** START **

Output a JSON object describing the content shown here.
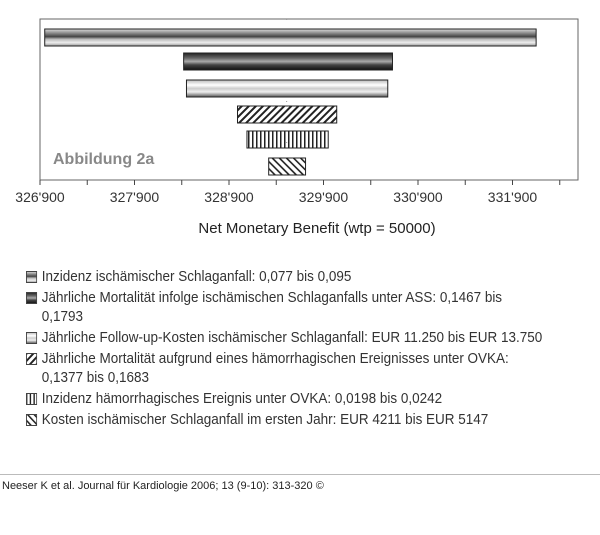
{
  "chart_data": {
    "type": "bar",
    "orientation": "horizontal",
    "subtype": "tornado",
    "title": "",
    "annotation": "Abbildung  2a",
    "xlabel": "Net Monetary Benefit (wtp = 50000)",
    "xlim": [
      326900,
      332500
    ],
    "xticks": [
      "326'900",
      "327'900",
      "328'900",
      "329'900",
      "330'900",
      "331'900"
    ],
    "xtick_values": [
      326900,
      327900,
      328900,
      329900,
      330900,
      331900
    ],
    "base_value": 329510,
    "grid": false,
    "legend_position": "bottom",
    "series": [
      {
        "name": "Inzidenz ischämischer Schlaganfall: 0,077 bis 0,095",
        "low": 326950,
        "high": 332150,
        "pattern": "gradient-gray"
      },
      {
        "name": "Jährliche Mortalität infolge ischämischen Schlaganfalls unter ASS: 0,1467 bis 0,1793",
        "low": 328420,
        "high": 330630,
        "pattern": "gradient-dark"
      },
      {
        "name": "Jährliche Follow-up-Kosten ischämischer Schlaganfall: EUR 11.250 bis EUR 13.750",
        "low": 328450,
        "high": 330580,
        "pattern": "gradient-light"
      },
      {
        "name": "Jährliche Mortalität aufgrund eines hämorrhagischen Ereignisses unter OVKA: 0,1377 bis 0,1683",
        "low": 328990,
        "high": 330040,
        "pattern": "diag-back"
      },
      {
        "name": "Inzidenz hämorrhagisches Ereignis unter OVKA: 0,0198 bis 0,0242",
        "low": 329090,
        "high": 329950,
        "pattern": "vertical"
      },
      {
        "name": "Kosten ischämischer Schlaganfall im ersten Jahr: EUR 4211 bis EUR 5147",
        "low": 329320,
        "high": 329710,
        "pattern": "diag-fwd"
      }
    ]
  },
  "footer": "Neeser K et al. Journal für Kardiologie 2006; 13 (9-10): 313-320 ©"
}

** END **

## Task description
Pictures are excluded; copy every other part of the records exactly.

## Completed exercise
Output a JSON object describing the content shown here.
{
  "chart_data": {
    "type": "bar",
    "orientation": "horizontal",
    "subtype": "tornado",
    "title": "",
    "annotation": "Abbildung  2a",
    "xlabel": "Net Monetary Benefit (wtp = 50000)",
    "xlim": [
      326900,
      332500
    ],
    "xticks": [
      "326'900",
      "327'900",
      "328'900",
      "329'900",
      "330'900",
      "331'900"
    ],
    "xtick_values": [
      326900,
      327900,
      328900,
      329900,
      330900,
      331900
    ],
    "base_value": 329510,
    "grid": false,
    "legend_position": "bottom",
    "series": [
      {
        "name": "Inzidenz ischämischer Schlaganfall: 0,077 bis 0,095",
        "low": 326950,
        "high": 332150,
        "pattern": "gradient-gray"
      },
      {
        "name": "Jährliche Mortalität infolge ischämischen Schlaganfalls unter ASS: 0,1467 bis 0,1793",
        "low": 328420,
        "high": 330630,
        "pattern": "gradient-dark"
      },
      {
        "name": "Jährliche Follow-up-Kosten ischämischer Schlaganfall: EUR 11.250 bis EUR 13.750",
        "low": 328450,
        "high": 330580,
        "pattern": "gradient-light"
      },
      {
        "name": "Jährliche Mortalität aufgrund eines hämorrhagischen Ereignisses unter OVKA: 0,1377 bis 0,1683",
        "low": 328990,
        "high": 330040,
        "pattern": "diag-back"
      },
      {
        "name": "Inzidenz hämorrhagisches Ereignis unter OVKA: 0,0198 bis 0,0242",
        "low": 329090,
        "high": 329950,
        "pattern": "vertical"
      },
      {
        "name": "Kosten ischämischer Schlaganfall im ersten Jahr: EUR 4211 bis EUR 5147",
        "low": 329320,
        "high": 329710,
        "pattern": "diag-fwd"
      }
    ]
  },
  "footer": "Neeser K et al. Journal für Kardiologie 2006; 13 (9-10): 313-320 ©"
}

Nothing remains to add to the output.